Collected data
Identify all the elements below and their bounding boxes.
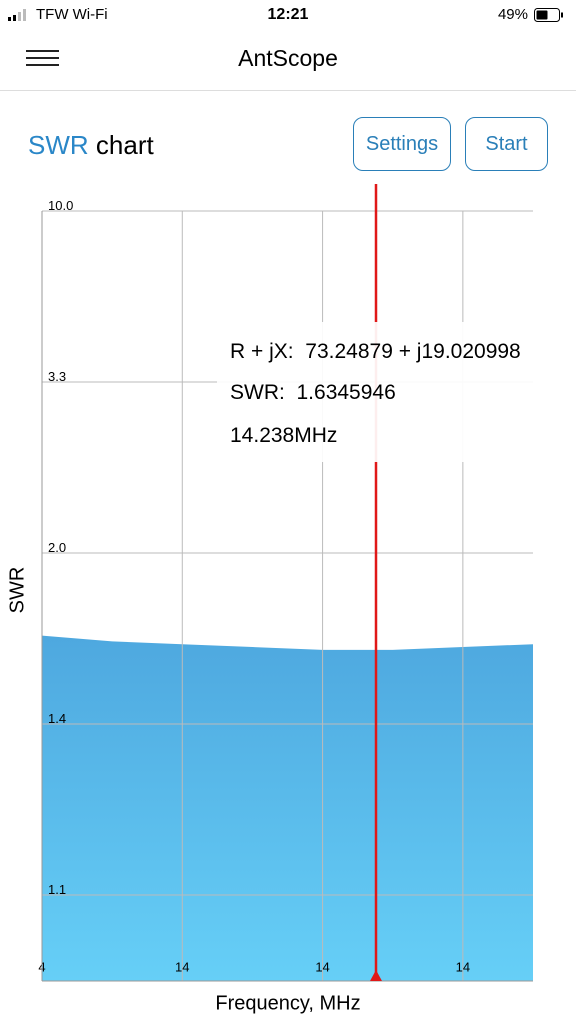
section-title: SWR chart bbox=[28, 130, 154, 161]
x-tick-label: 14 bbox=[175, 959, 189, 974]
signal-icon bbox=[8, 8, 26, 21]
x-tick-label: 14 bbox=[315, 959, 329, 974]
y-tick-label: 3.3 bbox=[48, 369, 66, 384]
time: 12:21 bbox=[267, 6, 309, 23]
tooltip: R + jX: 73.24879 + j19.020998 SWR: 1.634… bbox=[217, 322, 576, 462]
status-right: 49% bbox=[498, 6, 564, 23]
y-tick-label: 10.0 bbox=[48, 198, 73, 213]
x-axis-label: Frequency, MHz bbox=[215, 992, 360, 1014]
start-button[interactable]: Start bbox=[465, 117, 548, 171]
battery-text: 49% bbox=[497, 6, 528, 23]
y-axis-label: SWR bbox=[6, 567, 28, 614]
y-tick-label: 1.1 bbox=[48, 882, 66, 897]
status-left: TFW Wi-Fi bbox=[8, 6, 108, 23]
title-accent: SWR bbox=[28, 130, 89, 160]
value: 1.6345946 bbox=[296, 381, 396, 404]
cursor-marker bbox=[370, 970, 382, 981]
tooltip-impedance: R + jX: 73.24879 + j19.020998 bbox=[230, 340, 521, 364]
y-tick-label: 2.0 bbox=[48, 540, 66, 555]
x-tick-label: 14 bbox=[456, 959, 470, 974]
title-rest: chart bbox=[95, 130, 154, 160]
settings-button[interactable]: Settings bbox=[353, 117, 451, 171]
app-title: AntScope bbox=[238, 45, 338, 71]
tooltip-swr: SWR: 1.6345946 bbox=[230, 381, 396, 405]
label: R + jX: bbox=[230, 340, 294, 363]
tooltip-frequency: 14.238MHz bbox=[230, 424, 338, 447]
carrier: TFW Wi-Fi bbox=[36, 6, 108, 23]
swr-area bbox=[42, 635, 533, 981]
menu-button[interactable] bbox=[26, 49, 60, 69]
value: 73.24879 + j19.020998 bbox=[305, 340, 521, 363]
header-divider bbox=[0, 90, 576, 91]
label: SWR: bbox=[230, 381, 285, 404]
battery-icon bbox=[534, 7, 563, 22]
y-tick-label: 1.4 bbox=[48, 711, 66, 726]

__AIM__
Copy out every line of the material above exactly as it appears, leaving out the pictures.

__WORKED ANSWER__
Identify all the elements below and their bounding boxes.
section-title: SWR chart bbox=[28, 130, 154, 161]
x-tick-label: 14 bbox=[175, 959, 189, 974]
signal-icon bbox=[8, 8, 26, 21]
x-tick-label: 14 bbox=[315, 959, 329, 974]
y-tick-label: 3.3 bbox=[48, 369, 66, 384]
time: 12:21 bbox=[267, 6, 309, 23]
tooltip: R + jX: 73.24879 + j19.020998 SWR: 1.634… bbox=[217, 322, 576, 462]
status-right: 49% bbox=[498, 6, 564, 23]
y-tick-label: 10.0 bbox=[48, 198, 73, 213]
x-axis-label: Frequency, MHz bbox=[215, 992, 360, 1014]
start-button[interactable]: Start bbox=[465, 117, 548, 171]
battery-text: 49% bbox=[497, 6, 528, 23]
y-axis-label: SWR bbox=[6, 567, 28, 614]
y-tick-label: 1.1 bbox=[48, 882, 66, 897]
status-left: TFW Wi-Fi bbox=[8, 6, 108, 23]
title-accent: SWR bbox=[28, 130, 89, 160]
value: 1.6345946 bbox=[296, 381, 396, 404]
cursor-marker bbox=[370, 970, 382, 981]
tooltip-impedance: R + jX: 73.24879 + j19.020998 bbox=[230, 340, 521, 364]
y-tick-label: 2.0 bbox=[48, 540, 66, 555]
x-tick-label: 14 bbox=[456, 959, 470, 974]
title-rest: chart bbox=[95, 130, 154, 160]
settings-button[interactable]: Settings bbox=[353, 117, 451, 171]
app-title: AntScope bbox=[238, 45, 338, 71]
tooltip-swr: SWR: 1.6345946 bbox=[230, 381, 396, 405]
label: R + jX: bbox=[230, 340, 294, 363]
tooltip-frequency: 14.238MHz bbox=[230, 424, 338, 447]
carrier: TFW Wi-Fi bbox=[36, 6, 108, 23]
swr-area bbox=[42, 635, 533, 981]
menu-button[interactable] bbox=[26, 49, 60, 69]
value: 73.24879 + j19.020998 bbox=[305, 340, 521, 363]
header-divider bbox=[0, 90, 576, 91]
label: SWR: bbox=[230, 381, 285, 404]
battery-icon bbox=[534, 7, 563, 22]
y-tick-label: 1.4 bbox=[48, 711, 66, 726]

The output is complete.